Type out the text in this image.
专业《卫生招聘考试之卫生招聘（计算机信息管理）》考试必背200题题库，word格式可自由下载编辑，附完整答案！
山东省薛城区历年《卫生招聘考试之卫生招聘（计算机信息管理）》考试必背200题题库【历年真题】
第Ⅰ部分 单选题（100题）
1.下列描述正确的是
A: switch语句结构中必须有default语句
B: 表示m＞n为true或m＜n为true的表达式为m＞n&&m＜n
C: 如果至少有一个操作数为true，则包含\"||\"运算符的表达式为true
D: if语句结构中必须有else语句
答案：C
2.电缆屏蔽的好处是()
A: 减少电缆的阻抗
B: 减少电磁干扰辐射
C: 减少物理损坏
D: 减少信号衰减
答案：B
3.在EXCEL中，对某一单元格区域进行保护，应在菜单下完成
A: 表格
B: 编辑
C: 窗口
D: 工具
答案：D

# EXERCISE AIM
Report every line in the data above in which the word "卫生招聘考试之卫生招聘" appears.

# EXPECTED ANSWER
专业《卫生招聘考试之卫生招聘（计算机信息管理）》考试必背200题题库，word格式可自由下载编辑，附完整答案！
山东省薛城区历年《卫生招聘考试之卫生招聘（计算机信息管理）》考试必背200题题库【历年真题】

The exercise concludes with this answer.